** What is expected **
Take the listing and print it in full, exactly as given.

Items listed in a dataset
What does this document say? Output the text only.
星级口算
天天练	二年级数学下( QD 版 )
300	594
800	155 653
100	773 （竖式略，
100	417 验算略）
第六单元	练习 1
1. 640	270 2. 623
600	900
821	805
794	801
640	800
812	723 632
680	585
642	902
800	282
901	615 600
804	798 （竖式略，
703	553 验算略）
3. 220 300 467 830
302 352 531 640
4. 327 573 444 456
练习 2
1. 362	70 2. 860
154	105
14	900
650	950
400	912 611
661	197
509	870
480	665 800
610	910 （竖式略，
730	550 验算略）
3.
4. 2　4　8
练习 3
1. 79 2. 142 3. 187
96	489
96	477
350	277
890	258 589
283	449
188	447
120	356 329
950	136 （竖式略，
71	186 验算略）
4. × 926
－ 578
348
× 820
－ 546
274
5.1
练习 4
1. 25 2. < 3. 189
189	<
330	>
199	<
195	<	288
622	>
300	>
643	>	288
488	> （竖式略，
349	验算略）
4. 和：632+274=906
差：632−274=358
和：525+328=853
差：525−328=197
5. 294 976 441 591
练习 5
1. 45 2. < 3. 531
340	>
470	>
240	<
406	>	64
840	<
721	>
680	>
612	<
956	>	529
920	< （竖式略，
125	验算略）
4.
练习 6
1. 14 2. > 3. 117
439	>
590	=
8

** Exercise answer **
What does this document say? Output the text only.
星级口算
天天练	二年级数学下( QD 版 )
300	594
800	155 653
100	773 （竖式略，
100	417 验算略）
第六单元	练习 1
1. 640	270 2. 623
600	900
821	805
794	801
640	800
812	723 632
680	585
642	902
800	282
901	615 600
804	798 （竖式略，
703	553 验算略）
3. 220 300 467 830
302 352 531 640
4. 327 573 444 456
练习 2
1. 362	70 2. 860
154	105
14	900
650	950
400	912 611
661	197
509	870
480	665 800
610	910 （竖式略，
730	550 验算略）
3.
4. 2　4　8
练习 3
1. 79 2. 142 3. 187
96	489
96	477
350	277
890	258 589
283	449
188	447
120	356 329
950	136 （竖式略，
71	186 验算略）
4. × 926
－ 578
348
× 820
－ 546
274
5.1
练习 4
1. 25 2. < 3. 189
189	<
330	>
199	<
195	<	288
622	>
300	>
643	>	288
488	> （竖式略，
349	验算略）
4. 和：632+274=906
差：632−274=358
和：525+328=853
差：525−328=197
5. 294 976 441 591
练习 5
1. 45 2. < 3. 531
340	>
470	>
240	<
406	>	64
840	<
721	>
680	>
612	<
956	>	529
920	< （竖式略，
125	验算略）
4.
练习 6
1. 14 2. > 3. 117
439	>
590	=
8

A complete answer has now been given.